To do >>
Copy out each line that has "triangle" in it.

Provided information >>

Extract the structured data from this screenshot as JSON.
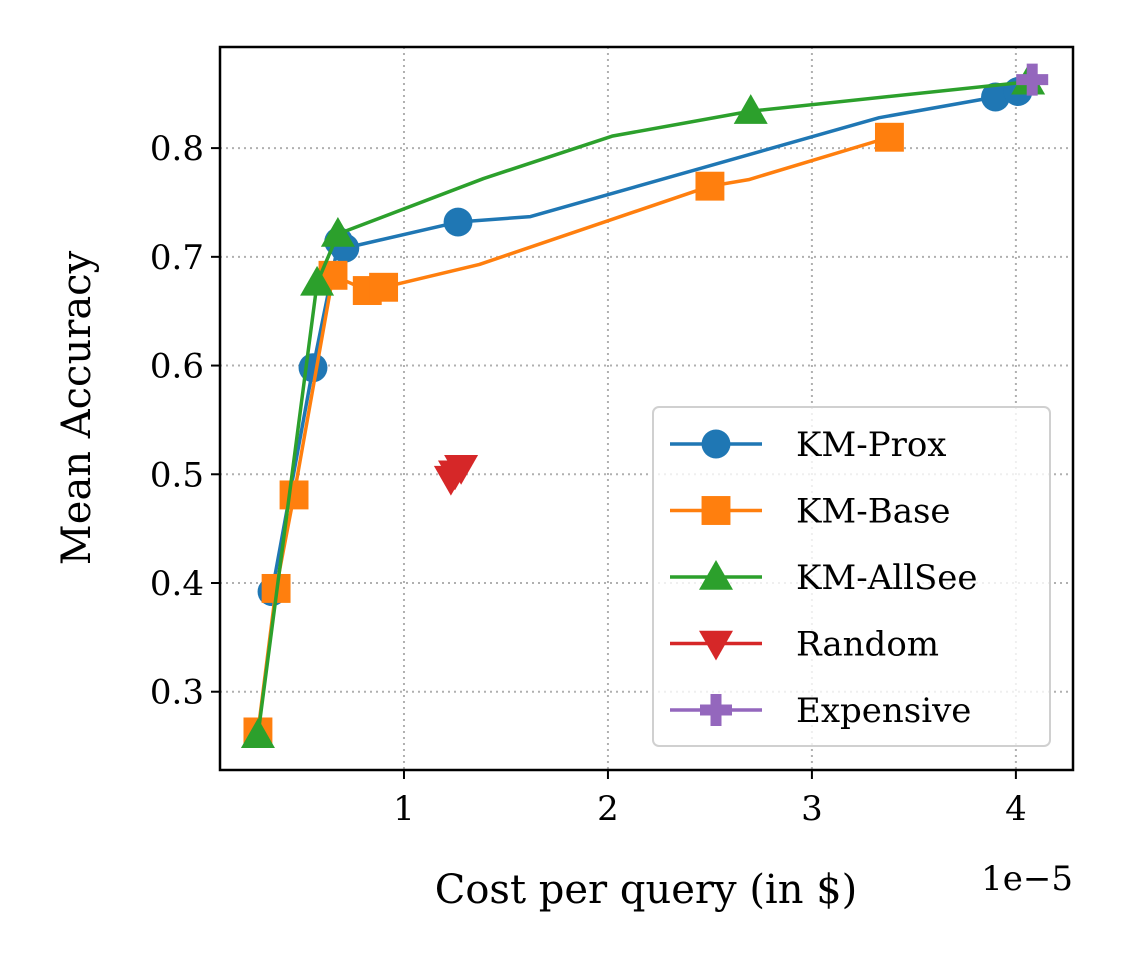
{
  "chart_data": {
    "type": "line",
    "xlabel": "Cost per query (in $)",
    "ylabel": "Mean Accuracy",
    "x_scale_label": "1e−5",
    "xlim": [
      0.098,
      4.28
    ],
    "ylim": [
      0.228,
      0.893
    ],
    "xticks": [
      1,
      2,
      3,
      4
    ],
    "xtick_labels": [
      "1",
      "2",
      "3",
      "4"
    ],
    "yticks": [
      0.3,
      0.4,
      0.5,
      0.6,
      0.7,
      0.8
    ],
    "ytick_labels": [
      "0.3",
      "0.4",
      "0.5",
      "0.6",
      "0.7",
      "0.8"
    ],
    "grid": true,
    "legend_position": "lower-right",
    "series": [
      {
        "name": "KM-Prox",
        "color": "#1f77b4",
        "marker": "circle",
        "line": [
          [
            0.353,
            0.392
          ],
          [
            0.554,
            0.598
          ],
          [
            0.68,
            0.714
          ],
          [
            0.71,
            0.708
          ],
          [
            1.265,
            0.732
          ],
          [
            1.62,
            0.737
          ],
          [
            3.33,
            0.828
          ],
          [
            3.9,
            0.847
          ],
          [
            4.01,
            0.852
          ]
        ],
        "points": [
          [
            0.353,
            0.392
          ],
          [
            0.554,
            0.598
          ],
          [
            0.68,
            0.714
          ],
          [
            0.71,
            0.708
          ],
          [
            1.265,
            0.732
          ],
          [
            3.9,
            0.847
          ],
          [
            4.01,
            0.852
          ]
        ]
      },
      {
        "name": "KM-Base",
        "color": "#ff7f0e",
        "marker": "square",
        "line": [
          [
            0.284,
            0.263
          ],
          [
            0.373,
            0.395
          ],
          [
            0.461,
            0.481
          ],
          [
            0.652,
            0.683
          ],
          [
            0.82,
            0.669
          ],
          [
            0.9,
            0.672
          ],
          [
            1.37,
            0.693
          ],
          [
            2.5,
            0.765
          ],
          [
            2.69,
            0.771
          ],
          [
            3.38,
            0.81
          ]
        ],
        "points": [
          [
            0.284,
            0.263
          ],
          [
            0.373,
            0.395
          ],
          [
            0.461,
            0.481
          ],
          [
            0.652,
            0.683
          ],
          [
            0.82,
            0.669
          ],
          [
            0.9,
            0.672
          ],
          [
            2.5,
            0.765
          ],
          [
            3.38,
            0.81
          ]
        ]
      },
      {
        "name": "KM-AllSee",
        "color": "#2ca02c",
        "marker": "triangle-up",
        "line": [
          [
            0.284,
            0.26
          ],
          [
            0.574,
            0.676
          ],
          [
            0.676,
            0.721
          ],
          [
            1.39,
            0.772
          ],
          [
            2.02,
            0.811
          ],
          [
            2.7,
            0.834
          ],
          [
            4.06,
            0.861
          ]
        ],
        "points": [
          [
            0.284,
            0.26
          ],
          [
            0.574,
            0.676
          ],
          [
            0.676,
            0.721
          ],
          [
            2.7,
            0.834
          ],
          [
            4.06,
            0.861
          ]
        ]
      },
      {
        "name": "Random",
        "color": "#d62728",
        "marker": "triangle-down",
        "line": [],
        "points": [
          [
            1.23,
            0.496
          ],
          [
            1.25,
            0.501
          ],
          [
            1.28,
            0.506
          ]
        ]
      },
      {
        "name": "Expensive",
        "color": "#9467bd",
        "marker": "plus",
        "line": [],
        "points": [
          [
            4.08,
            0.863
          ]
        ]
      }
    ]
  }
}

--

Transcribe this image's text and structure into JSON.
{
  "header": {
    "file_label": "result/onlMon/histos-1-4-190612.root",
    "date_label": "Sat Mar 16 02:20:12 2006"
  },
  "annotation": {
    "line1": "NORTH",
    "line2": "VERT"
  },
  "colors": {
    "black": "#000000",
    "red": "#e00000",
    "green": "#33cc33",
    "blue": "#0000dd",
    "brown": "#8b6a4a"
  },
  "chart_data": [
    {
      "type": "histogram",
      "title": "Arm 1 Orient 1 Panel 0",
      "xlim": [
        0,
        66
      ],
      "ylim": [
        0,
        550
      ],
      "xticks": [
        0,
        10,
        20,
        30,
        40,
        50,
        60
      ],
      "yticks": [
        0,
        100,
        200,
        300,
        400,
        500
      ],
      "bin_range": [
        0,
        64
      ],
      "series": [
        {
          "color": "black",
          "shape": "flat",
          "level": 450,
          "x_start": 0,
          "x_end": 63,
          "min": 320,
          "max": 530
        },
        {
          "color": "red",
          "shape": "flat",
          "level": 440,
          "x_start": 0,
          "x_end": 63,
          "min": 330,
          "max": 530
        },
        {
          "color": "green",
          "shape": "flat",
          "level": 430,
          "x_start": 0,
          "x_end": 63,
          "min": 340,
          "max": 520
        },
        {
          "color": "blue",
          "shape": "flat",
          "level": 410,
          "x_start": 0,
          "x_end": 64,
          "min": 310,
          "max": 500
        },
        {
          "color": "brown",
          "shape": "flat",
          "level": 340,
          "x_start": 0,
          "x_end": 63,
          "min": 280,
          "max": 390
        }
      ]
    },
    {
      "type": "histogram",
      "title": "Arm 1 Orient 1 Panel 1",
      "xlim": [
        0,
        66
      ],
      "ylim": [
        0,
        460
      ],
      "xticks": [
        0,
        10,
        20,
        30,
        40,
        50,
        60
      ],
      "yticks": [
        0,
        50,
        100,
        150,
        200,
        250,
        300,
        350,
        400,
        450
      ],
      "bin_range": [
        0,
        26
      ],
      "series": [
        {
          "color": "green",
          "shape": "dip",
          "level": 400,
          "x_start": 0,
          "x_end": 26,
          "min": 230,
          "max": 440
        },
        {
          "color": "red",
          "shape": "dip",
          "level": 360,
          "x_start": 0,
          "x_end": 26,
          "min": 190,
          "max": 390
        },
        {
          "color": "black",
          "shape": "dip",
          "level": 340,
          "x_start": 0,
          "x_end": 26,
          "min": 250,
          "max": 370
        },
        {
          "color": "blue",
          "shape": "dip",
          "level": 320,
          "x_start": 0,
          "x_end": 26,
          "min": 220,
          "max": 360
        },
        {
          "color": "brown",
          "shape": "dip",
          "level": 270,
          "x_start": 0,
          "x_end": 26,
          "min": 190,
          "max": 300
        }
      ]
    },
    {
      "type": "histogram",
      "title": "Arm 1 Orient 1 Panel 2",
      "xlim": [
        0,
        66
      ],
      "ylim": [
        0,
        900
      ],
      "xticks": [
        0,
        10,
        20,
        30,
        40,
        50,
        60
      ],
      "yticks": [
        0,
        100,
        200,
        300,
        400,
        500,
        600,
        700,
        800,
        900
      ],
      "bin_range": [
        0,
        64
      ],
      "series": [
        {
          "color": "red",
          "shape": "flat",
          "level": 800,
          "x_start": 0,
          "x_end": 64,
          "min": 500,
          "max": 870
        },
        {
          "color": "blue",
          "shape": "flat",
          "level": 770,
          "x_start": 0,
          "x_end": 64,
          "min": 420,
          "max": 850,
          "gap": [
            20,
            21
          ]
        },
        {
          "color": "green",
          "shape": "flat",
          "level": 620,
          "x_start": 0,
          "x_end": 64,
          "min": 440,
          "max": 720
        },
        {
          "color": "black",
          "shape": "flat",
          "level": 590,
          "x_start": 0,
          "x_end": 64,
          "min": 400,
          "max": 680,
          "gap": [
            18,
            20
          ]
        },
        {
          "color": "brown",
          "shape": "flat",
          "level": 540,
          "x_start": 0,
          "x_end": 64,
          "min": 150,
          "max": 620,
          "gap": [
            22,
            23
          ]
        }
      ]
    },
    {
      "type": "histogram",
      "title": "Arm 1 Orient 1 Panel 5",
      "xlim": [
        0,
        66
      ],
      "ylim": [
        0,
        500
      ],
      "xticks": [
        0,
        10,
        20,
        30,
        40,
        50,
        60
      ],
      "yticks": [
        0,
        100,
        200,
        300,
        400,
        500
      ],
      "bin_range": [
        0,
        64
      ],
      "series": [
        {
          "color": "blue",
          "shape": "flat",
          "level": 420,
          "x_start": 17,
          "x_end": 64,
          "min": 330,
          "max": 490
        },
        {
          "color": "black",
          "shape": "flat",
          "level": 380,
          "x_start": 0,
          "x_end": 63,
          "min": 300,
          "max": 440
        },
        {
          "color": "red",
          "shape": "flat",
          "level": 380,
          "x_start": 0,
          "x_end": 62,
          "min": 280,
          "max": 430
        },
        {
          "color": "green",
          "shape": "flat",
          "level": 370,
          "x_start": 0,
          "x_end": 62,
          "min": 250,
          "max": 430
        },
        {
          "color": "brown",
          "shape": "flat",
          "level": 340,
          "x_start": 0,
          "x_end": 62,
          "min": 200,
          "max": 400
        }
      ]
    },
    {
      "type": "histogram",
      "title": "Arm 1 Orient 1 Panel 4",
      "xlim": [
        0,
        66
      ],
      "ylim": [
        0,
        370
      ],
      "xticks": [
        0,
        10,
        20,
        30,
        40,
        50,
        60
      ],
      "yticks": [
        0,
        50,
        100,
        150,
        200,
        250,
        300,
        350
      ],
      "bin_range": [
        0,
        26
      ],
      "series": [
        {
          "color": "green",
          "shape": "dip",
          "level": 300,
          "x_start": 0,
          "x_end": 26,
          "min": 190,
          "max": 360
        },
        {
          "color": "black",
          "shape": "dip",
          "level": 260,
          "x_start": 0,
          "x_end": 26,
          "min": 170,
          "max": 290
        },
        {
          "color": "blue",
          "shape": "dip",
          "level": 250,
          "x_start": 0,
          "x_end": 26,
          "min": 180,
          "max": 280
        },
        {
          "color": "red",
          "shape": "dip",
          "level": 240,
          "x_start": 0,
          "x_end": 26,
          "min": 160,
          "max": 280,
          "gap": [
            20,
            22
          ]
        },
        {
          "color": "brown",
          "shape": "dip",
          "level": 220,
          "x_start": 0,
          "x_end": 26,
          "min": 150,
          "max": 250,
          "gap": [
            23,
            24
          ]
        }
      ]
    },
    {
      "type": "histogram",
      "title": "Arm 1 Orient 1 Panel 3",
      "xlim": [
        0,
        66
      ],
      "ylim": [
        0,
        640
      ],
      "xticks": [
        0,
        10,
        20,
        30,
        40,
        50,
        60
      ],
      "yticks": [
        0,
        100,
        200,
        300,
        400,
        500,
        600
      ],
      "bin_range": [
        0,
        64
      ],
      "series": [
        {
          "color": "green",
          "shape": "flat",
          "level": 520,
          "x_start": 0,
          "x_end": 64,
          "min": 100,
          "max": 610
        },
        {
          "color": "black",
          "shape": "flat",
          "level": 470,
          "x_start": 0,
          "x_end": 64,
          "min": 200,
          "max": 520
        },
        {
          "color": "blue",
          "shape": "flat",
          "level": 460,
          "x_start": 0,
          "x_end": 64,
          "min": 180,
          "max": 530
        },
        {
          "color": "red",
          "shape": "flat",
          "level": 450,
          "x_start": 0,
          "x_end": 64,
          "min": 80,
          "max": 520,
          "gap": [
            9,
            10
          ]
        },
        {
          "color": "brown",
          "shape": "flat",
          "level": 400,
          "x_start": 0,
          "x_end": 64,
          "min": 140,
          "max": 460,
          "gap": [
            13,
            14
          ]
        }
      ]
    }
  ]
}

Reply to the exercise >>
        "marker": "triangle-up",
        "marker": "triangle-down",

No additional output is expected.